> **Task goal**
Pick every line with "оплату" from the material below.

(Data items)
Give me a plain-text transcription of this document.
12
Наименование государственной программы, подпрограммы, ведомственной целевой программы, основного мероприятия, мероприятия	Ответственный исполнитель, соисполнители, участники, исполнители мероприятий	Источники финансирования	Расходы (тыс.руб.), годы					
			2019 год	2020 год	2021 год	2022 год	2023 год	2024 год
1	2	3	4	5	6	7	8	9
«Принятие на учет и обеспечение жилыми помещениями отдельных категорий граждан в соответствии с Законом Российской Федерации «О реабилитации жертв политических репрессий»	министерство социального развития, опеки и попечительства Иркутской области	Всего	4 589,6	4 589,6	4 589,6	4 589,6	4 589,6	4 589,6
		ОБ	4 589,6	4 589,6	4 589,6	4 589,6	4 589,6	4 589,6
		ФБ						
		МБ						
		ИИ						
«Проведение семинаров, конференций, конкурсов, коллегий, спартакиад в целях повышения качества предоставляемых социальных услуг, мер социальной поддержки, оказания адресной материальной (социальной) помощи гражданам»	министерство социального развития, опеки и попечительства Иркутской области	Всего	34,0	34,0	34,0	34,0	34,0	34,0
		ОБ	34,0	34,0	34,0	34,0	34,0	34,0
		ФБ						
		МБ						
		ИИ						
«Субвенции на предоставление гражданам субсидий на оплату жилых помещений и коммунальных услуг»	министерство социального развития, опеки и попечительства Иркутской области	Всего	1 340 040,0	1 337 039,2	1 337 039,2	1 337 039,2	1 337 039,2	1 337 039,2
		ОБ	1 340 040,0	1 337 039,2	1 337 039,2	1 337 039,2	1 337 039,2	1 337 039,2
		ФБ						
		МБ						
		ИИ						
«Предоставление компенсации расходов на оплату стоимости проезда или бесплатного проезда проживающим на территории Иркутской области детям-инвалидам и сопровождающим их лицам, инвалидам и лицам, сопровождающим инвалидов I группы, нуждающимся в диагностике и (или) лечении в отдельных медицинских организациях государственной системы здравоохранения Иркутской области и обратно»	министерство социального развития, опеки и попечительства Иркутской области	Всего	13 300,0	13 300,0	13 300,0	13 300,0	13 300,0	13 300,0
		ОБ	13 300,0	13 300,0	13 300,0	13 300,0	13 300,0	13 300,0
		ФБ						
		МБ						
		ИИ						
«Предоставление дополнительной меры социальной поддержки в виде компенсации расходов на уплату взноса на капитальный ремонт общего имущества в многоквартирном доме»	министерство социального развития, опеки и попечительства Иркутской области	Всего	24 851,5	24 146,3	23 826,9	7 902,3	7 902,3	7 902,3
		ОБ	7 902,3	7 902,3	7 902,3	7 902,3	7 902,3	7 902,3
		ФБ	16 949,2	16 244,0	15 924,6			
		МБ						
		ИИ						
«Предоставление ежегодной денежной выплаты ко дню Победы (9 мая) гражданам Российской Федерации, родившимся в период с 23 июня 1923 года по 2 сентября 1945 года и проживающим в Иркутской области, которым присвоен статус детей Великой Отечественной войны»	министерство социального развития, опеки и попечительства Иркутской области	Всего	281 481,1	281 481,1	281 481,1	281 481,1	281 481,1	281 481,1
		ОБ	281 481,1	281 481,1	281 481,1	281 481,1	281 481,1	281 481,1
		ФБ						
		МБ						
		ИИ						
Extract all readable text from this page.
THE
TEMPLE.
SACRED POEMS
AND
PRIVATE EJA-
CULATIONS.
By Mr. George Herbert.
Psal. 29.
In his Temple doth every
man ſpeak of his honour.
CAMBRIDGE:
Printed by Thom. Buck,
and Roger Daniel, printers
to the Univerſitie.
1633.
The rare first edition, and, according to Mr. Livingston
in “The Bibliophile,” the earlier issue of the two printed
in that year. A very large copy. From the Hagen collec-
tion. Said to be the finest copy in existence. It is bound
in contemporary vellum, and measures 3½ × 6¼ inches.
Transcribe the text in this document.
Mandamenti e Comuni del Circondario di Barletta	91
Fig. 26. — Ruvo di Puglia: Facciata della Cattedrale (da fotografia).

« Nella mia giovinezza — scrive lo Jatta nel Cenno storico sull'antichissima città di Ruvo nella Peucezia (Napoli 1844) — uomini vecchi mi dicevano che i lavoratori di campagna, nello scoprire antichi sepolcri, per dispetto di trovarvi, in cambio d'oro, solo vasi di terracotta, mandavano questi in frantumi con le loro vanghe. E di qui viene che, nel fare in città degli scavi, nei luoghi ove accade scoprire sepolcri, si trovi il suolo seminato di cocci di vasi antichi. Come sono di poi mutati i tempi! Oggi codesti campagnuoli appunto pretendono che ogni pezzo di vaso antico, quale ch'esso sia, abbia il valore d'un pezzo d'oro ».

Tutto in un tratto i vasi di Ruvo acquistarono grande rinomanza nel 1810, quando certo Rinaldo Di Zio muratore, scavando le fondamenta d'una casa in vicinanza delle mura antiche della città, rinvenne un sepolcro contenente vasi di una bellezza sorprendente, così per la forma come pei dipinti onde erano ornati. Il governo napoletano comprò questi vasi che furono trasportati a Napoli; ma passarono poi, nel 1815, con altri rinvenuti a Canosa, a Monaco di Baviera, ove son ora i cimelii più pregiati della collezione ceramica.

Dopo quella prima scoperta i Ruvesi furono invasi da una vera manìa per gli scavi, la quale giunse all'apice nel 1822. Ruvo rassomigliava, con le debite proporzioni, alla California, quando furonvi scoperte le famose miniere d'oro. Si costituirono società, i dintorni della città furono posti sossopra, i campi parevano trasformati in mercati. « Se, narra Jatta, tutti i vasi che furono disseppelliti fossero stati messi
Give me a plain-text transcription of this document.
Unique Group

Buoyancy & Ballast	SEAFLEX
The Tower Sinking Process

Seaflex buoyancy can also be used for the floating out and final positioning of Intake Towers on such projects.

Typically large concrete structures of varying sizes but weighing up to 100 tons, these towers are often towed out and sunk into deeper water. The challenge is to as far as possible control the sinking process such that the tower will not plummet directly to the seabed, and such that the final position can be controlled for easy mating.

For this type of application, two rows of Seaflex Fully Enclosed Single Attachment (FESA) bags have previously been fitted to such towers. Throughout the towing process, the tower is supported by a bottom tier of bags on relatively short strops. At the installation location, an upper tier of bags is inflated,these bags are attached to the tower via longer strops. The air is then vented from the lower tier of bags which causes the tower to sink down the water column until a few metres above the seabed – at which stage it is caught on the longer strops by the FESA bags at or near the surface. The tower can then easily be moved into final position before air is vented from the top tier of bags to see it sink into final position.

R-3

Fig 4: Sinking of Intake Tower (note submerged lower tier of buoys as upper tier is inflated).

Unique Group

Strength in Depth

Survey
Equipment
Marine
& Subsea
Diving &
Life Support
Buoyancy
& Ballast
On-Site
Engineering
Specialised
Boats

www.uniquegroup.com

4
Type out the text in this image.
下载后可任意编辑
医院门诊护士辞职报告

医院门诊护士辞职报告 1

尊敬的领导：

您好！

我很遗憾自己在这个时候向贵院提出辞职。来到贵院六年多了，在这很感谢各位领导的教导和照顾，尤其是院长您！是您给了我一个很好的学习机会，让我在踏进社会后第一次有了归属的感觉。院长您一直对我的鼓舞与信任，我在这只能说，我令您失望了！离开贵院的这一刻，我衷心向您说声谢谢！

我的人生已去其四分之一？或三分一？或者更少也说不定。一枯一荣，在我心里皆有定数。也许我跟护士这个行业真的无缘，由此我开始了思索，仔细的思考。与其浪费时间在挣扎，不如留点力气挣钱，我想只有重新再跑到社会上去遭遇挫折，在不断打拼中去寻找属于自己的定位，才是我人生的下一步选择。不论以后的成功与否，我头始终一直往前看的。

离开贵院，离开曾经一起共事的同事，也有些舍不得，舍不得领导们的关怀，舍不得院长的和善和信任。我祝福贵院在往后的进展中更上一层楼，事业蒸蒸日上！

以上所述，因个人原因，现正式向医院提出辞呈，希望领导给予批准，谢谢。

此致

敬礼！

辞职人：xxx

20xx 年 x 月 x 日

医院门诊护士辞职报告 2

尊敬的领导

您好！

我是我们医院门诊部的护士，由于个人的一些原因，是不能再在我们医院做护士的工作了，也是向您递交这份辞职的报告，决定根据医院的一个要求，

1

> **Expected output**
«Субвенции на предоставление гражданам субсидий на оплату жилых помещений и коммунальных услуг»	министерство социального развития, опеки и попечительства Иркутской области	Всего	1 340 040,0	1 337 039,2	1 337 039,2	1 337 039,2	1 337 039,2	1 337 039,2
«Предоставление компенсации расходов на оплату стоимости проезда или бесплатного проезда проживающим на территории Иркутской области детям-инвалидам и сопровождающим их лицам, инвалидам и лицам, сопровождающим инвалидов I группы, нуждающимся в диагностике и (или) лечении в отдельных медицинских организациях государственной системы здравоохранения Иркутской области и обратно»	министерство социального развития, опеки и попечительства Иркутской области	Всего	13 300,0	13 300,0	13 300,0	13 300,0	13 300,0	13 300,0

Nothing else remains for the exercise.